··· MATERIAL FOR THIS TASK ···

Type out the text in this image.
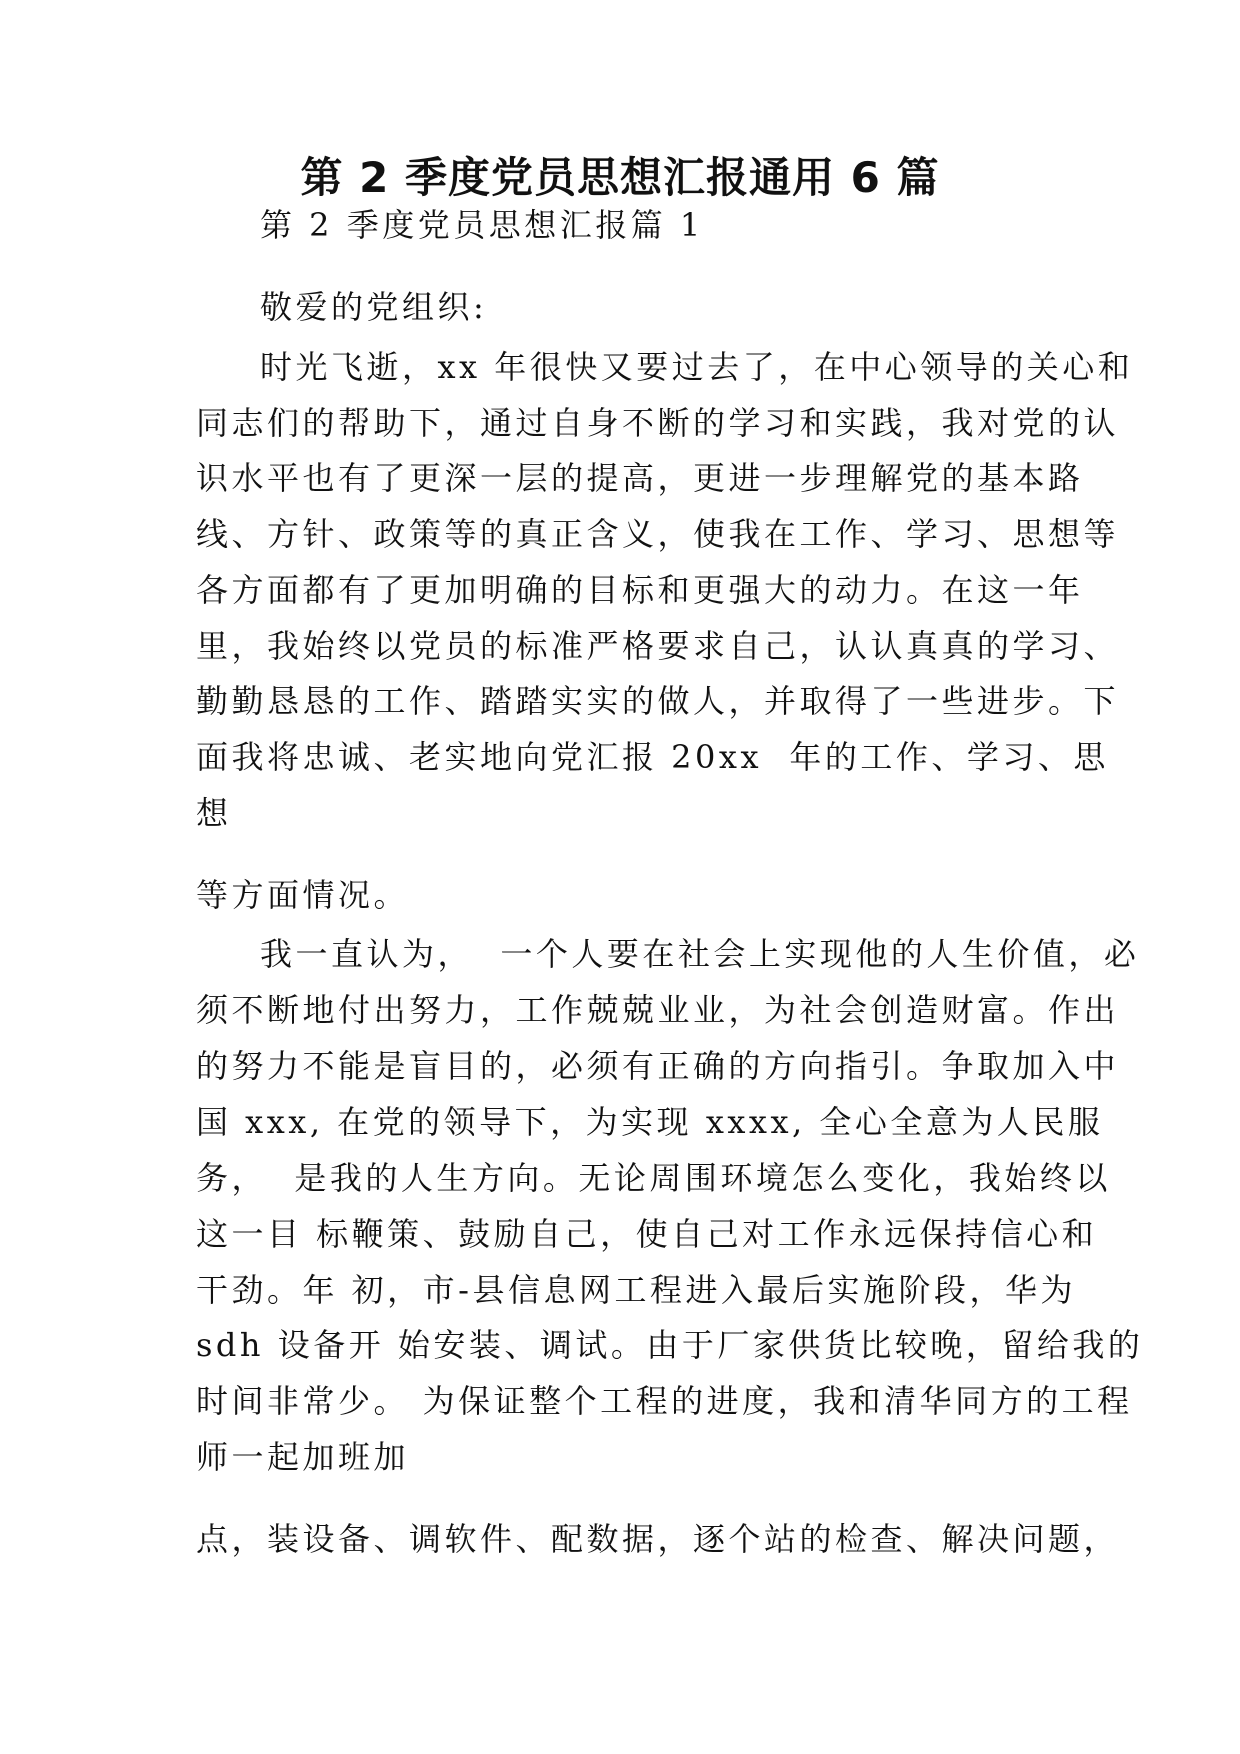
第 2 季度党员思想汇报通用 6 篇

第 2 季度党员思想汇报篇 1

敬爱的党组织:

时光飞逝，xx 年很快又要过去了，在中心领导的关心和

同志们的帮助下，通过自身不断的学习和实践，我对党的认

识水平也有了更深一层的提高，更进一步理解党的基本路

线、方针、政策等的真正含义，使我在工作、学习、思想等

各方面都有了更加明确的目标和更强大的动力。在这一年

里，我始终以党员的标准严格要求自己，认认真真的学习、

勤勤恳恳的工作、踏踏实实的做人，并取得了一些进步。下

面我将忠诚、老实地向党汇报 20xx  年的工作、学习、思

想

等方面情况。

我一直认为，  一个人要在社会上实现他的人生价值，必

须不断地付出努力，工作兢兢业业，为社会创造财富。作出

的努力不能是盲目的，必须有正确的方向指引。争取加入中

国 xxx, 在党的领导下，为实现 xxxx, 全心全意为人民服

务，  是我的人生方向。无论周围环境怎么变化，我始终以

这一目 标鞭策、鼓励自己，使自己对工作永远保持信心和

干劲。年 初，市-县信息网工程进入最后实施阶段，华为

sdh 设备开 始安装、调试。由于厂家供货比较晚，留给我的

时间非常少。 为保证整个工程的进度，我和清华同方的工程

师一起加班加

点，装设备、调软件、配数据，逐个站的检查、解决问题，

···

Copy out each line word for word, please, skipping the images.

### REPLY TO THE TASK
Type out the text in this image.
第 2 季度党员思想汇报通用 6 篇

第 2 季度党员思想汇报篇 1

敬爱的党组织:

时光飞逝，xx 年很快又要过去了，在中心领导的关心和

同志们的帮助下，通过自身不断的学习和实践，我对党的认

识水平也有了更深一层的提高，更进一步理解党的基本路

线、方针、政策等的真正含义，使我在工作、学习、思想等

各方面都有了更加明确的目标和更强大的动力。在这一年

里，我始终以党员的标准严格要求自己，认认真真的学习、

勤勤恳恳的工作、踏踏实实的做人，并取得了一些进步。下

面我将忠诚、老实地向党汇报 20xx  年的工作、学习、思

想

等方面情况。

我一直认为，  一个人要在社会上实现他的人生价值，必

须不断地付出努力，工作兢兢业业，为社会创造财富。作出

的努力不能是盲目的，必须有正确的方向指引。争取加入中

国 xxx, 在党的领导下，为实现 xxxx, 全心全意为人民服

务，  是我的人生方向。无论周围环境怎么变化，我始终以

这一目 标鞭策、鼓励自己，使自己对工作永远保持信心和

干劲。年 初，市-县信息网工程进入最后实施阶段，华为

sdh 设备开 始安装、调试。由于厂家供货比较晚，留给我的

时间非常少。 为保证整个工程的进度，我和清华同方的工程

师一起加班加

点，装设备、调软件、配数据，逐个站的检查、解决问题，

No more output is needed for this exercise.